PROBLEM TO WORK ON: Print the entries in full, word for word, but not the pictures.

======

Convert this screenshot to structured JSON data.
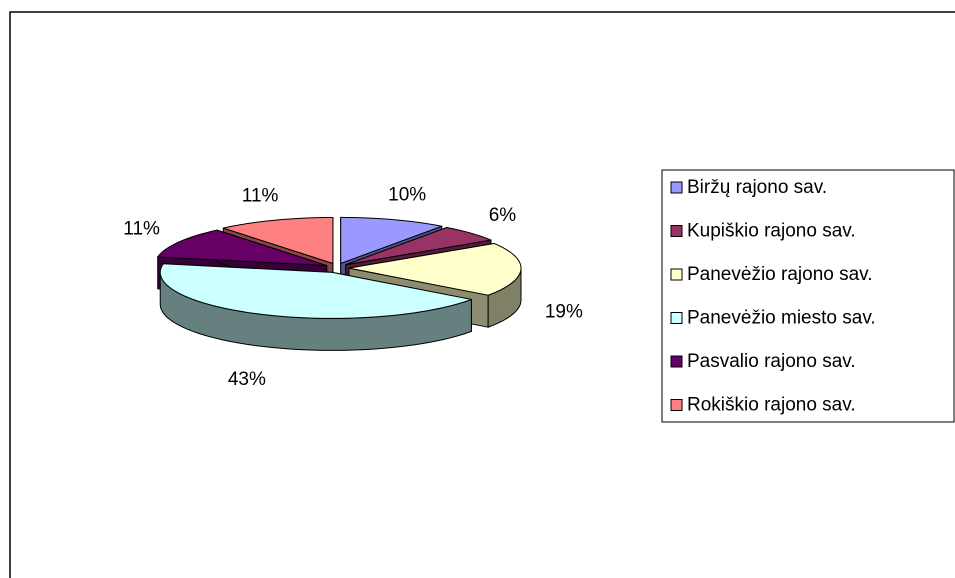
{
  "chart_data": {
    "type": "pie3d",
    "categories": [
      "Biržų rajono sav.",
      "Kupiškio rajono sav.",
      "Panevėžio rajono sav.",
      "Panevėžio miesto sav.",
      "Pasvalio rajono sav.",
      "Rokiškio rajono sav."
    ],
    "values": [
      10,
      6,
      19,
      43,
      11,
      11
    ],
    "value_labels": [
      "10%",
      "6%",
      "19%",
      "43%",
      "11%",
      "11%"
    ],
    "colors": [
      "#9999ff",
      "#993366",
      "#ffffcc",
      "#ccffff",
      "#660066",
      "#ff8080"
    ],
    "legend": "right"
  }
}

======

SOLUTION:
Convert this screenshot to structured JSON data.
{
  "chart_data": {
    "type": "pie3d",
    "categories": [
      "Biržų rajono sav.",
      "Kupiškio rajono sav.",
      "Panevėžio rajono sav.",
      "Panevėžio miesto sav.",
      "Pasvalio rajono sav.",
      "Rokiškio rajono sav."
    ],
    "values": [
      10,
      6,
      19,
      43,
      11,
      11
    ],
    "value_labels": [
      "10%",
      "6%",
      "19%",
      "43%",
      "11%",
      "11%"
    ],
    "colors": [
      "#9999ff",
      "#993366",
      "#ffffcc",
      "#ccffff",
      "#660066",
      "#ff8080"
    ],
    "legend": "right"
  }
}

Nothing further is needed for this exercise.